## Instruction:
State only the number of lines that contain the string "plab".

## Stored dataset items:
begin

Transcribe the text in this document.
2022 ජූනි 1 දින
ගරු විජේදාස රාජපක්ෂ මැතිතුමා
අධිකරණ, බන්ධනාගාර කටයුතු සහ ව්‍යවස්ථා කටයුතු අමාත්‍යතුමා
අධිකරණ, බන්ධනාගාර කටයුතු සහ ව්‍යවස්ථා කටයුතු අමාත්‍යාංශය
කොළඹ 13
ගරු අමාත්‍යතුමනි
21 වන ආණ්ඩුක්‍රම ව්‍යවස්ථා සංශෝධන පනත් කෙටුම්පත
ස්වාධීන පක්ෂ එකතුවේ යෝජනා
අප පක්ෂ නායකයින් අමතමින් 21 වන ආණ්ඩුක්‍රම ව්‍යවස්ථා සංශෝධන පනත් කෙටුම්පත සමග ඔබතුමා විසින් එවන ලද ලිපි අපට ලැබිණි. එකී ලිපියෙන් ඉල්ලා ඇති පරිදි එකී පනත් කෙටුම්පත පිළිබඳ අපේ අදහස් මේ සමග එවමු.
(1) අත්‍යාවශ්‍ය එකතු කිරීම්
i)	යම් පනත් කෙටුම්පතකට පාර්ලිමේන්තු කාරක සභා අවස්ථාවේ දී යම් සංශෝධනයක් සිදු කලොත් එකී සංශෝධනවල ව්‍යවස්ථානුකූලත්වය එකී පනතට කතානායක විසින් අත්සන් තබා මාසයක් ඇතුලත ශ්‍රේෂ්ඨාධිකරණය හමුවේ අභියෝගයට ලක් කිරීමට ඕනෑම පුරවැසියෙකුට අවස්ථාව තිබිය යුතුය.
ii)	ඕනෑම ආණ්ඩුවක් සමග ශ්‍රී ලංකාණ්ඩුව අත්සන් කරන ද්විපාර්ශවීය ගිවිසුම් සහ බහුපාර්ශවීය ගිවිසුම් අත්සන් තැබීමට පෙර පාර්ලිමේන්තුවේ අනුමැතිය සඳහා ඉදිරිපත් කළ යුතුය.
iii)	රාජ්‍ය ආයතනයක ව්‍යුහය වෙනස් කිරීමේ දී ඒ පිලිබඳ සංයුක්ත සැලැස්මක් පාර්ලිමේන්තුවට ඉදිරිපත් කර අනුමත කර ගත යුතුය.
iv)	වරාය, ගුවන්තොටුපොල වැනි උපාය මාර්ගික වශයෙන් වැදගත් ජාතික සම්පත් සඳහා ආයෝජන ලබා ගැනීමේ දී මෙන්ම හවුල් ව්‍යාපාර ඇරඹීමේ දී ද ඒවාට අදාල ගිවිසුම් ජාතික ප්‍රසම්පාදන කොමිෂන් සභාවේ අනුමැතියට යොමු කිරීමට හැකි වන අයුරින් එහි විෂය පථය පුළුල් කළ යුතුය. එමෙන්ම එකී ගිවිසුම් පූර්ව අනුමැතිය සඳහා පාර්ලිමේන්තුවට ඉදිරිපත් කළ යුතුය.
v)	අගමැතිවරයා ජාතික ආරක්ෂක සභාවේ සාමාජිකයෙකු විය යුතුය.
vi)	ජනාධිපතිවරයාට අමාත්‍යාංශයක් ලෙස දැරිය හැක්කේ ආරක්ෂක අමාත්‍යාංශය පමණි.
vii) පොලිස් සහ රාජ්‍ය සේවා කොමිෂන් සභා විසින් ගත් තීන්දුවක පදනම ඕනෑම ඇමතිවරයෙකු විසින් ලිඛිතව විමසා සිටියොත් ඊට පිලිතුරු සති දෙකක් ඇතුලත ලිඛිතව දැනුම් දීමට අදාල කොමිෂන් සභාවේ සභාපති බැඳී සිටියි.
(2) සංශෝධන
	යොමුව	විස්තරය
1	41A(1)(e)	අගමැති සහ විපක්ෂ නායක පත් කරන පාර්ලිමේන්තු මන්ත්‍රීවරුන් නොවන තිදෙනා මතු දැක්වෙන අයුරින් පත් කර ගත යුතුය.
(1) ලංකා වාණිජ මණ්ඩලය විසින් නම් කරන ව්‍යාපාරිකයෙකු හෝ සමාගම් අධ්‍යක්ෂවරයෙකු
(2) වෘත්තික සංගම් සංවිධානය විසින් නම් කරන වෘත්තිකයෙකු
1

end
begin

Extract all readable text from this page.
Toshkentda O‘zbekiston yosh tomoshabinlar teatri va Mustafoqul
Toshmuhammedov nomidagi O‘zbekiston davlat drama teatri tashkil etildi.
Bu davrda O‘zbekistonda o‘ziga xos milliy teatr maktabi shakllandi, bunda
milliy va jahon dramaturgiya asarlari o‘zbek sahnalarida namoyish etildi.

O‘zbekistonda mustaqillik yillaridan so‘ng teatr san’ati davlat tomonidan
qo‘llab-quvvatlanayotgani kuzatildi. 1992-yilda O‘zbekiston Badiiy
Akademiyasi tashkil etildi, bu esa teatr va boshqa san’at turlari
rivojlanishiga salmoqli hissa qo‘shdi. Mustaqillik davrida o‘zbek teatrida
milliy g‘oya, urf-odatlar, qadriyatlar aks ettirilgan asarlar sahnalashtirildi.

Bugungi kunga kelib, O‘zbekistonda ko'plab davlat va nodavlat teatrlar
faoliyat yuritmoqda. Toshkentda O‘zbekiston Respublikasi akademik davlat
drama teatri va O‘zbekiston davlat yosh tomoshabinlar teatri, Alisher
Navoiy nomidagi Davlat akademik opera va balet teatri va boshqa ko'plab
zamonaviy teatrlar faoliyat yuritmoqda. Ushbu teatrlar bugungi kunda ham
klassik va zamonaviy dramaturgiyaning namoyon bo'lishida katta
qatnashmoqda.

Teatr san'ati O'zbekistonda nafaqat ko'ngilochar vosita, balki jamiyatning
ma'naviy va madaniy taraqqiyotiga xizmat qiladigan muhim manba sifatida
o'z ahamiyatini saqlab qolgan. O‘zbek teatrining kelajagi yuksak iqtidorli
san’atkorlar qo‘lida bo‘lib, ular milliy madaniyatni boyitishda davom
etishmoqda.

end

## The solution:
2